*DIRECTIVE:*
Only the number is wanted: tally the lines below that contain the word "identificazione".

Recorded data
* * * *

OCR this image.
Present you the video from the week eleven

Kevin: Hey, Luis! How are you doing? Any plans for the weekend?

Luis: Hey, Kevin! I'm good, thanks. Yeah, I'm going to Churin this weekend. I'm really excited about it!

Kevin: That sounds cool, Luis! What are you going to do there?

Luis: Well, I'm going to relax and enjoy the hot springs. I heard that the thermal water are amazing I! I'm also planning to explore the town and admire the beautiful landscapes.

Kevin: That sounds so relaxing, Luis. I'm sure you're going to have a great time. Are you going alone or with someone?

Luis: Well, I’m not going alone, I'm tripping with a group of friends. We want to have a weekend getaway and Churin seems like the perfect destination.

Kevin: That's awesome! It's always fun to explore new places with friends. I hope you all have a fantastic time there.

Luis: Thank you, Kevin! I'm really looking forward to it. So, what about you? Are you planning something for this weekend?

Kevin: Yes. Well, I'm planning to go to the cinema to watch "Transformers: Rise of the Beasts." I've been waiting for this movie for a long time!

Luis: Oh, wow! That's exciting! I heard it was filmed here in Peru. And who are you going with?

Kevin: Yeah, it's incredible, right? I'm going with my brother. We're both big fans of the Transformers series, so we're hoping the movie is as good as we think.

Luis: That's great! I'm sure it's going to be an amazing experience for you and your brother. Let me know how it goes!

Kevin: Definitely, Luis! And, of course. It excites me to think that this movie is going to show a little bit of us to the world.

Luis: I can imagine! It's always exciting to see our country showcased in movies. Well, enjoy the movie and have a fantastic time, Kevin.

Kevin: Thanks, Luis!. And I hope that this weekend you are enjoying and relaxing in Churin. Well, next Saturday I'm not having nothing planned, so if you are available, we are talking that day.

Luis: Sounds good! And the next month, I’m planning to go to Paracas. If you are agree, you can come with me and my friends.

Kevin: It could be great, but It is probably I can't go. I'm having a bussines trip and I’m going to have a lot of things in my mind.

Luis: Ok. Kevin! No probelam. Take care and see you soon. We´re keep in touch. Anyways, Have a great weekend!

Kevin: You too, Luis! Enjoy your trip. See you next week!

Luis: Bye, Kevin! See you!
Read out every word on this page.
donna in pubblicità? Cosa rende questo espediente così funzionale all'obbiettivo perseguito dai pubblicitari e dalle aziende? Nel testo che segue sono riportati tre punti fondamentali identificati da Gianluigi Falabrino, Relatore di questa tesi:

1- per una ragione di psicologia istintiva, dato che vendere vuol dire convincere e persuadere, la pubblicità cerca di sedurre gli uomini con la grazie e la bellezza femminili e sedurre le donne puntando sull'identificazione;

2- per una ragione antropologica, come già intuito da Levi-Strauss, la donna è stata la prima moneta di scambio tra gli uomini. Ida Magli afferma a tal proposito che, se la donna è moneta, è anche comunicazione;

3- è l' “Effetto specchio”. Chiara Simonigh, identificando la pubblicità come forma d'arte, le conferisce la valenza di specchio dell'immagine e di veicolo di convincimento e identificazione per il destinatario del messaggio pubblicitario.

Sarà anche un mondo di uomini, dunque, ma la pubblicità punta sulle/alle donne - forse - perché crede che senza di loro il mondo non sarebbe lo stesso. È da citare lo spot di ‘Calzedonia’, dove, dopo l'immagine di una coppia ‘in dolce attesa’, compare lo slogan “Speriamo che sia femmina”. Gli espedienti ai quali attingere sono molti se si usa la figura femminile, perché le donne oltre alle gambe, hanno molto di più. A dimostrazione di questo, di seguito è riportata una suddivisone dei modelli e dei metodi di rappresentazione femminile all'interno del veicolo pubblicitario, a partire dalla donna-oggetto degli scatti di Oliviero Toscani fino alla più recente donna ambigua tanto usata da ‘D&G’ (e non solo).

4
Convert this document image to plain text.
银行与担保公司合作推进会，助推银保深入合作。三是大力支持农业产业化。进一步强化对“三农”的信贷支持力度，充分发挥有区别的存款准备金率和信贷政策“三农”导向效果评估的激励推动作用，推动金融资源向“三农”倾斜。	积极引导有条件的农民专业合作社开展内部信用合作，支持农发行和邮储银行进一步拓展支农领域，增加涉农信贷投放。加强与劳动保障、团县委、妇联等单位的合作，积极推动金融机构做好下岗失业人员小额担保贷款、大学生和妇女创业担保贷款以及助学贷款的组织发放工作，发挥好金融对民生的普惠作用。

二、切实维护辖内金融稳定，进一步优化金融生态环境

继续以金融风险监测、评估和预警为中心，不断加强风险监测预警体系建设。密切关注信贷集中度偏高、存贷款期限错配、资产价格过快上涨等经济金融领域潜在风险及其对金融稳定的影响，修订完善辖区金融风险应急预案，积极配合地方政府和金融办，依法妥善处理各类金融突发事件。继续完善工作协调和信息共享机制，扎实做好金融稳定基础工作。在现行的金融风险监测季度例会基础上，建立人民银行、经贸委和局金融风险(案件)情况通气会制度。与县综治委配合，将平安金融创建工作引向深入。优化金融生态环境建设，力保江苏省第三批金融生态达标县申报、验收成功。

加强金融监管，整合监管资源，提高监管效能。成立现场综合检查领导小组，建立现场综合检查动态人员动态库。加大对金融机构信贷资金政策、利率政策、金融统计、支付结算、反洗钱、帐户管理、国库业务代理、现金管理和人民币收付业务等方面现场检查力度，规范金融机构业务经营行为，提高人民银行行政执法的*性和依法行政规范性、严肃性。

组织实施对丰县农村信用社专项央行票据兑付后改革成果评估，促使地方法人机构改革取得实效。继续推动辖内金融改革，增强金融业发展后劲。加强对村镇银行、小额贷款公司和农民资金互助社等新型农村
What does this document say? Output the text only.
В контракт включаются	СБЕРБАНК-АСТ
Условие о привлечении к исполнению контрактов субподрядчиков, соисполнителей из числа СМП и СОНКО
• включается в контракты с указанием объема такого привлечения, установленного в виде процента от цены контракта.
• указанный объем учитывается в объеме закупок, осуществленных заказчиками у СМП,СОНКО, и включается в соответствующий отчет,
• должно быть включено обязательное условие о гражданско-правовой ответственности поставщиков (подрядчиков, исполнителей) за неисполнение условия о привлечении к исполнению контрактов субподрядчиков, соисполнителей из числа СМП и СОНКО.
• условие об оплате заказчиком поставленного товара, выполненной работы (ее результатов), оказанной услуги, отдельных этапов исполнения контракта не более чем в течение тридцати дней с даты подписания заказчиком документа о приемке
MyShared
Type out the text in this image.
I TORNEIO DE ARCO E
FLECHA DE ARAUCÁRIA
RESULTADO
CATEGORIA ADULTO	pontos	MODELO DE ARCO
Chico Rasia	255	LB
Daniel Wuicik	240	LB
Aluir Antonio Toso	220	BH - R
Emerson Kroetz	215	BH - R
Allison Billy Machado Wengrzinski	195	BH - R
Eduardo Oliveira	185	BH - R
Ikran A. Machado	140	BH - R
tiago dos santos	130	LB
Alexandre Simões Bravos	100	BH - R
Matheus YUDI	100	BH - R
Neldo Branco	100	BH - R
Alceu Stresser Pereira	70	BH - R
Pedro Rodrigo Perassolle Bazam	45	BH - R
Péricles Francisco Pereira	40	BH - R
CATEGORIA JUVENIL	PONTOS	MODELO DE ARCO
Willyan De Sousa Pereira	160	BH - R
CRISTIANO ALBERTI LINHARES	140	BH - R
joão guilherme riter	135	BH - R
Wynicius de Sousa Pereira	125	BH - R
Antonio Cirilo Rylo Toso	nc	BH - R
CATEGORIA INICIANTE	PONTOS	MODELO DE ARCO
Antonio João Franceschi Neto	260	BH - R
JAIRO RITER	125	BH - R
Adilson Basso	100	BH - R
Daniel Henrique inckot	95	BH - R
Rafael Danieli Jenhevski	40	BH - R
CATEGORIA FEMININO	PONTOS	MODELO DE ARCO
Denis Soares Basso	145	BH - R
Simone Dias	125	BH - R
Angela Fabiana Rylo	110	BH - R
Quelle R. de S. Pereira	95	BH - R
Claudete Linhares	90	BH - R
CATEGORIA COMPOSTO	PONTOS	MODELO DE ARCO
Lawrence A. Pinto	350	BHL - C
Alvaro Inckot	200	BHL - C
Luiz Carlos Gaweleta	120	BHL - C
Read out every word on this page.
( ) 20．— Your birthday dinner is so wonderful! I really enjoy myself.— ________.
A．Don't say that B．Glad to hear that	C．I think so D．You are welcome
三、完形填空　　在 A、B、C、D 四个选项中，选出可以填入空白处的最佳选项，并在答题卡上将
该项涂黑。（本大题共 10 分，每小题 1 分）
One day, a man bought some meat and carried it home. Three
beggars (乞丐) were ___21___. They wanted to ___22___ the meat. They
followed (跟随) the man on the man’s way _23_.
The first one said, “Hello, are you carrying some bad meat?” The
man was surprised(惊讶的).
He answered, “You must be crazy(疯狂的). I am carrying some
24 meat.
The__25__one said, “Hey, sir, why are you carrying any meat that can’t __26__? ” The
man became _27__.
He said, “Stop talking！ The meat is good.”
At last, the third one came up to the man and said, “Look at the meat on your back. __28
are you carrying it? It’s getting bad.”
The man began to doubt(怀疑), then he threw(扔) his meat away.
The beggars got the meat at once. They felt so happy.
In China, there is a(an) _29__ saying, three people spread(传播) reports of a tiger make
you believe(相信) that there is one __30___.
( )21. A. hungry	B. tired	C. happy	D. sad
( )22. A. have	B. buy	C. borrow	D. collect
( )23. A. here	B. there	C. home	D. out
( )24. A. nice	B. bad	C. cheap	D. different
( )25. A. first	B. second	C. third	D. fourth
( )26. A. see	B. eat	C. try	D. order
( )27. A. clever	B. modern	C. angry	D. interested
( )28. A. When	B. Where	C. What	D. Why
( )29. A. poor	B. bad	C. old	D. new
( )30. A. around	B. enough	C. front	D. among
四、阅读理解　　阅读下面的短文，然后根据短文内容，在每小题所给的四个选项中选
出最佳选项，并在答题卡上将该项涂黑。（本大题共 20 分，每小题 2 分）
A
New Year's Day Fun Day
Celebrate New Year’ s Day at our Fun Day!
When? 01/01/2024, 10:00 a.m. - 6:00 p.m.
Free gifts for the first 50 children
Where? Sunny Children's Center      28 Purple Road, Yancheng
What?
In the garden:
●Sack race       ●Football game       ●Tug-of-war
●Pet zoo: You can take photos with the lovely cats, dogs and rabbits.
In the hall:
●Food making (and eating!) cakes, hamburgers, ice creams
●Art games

* * * *

*TASK OUTPUT:*
2